◆ **Supplied material**:
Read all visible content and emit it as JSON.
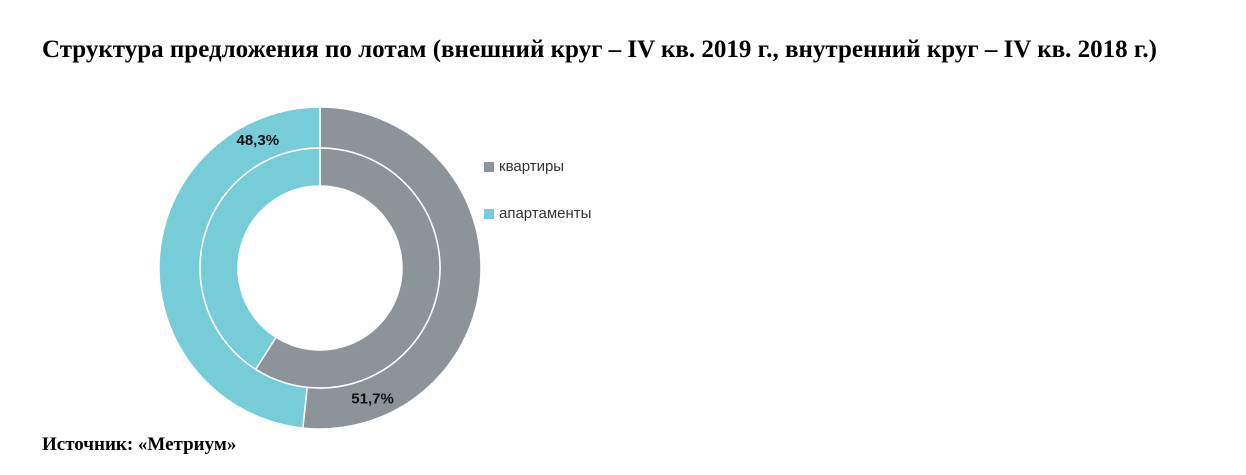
{
  "chart_data": {
    "type": "donut",
    "title": "Структура предложения по лотам (внешний круг – IV кв. 2019 г., внутренний круг – IV кв. 2018 г.)",
    "categories": [
      "квартиры",
      "апартаменты"
    ],
    "colors": [
      "#8c9399",
      "#76cdd8"
    ],
    "series": [
      {
        "values": [
          51.7,
          48.3
        ],
        "value_labels": [
          "51,7%",
          "48,3%"
        ]
      },
      {
        "values": [
          59,
          41
        ]
      }
    ],
    "legend": "right",
    "source": "Источник: «Метриум»"
  }
}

◆ **Given request**:
Send back the data above word for word, with the pictures left out.

◆ **Response below**:
Read all visible content and emit it as JSON.
{
  "chart_data": {
    "type": "donut",
    "title": "Структура предложения по лотам (внешний круг – IV кв. 2019 г., внутренний круг – IV кв. 2018 г.)",
    "categories": [
      "квартиры",
      "апартаменты"
    ],
    "colors": [
      "#8c9399",
      "#76cdd8"
    ],
    "series": [
      {
        "values": [
          51.7,
          48.3
        ],
        "value_labels": [
          "51,7%",
          "48,3%"
        ]
      },
      {
        "values": [
          59,
          41
        ]
      }
    ],
    "legend": "right",
    "source": "Источник: «Метриум»"
  }
}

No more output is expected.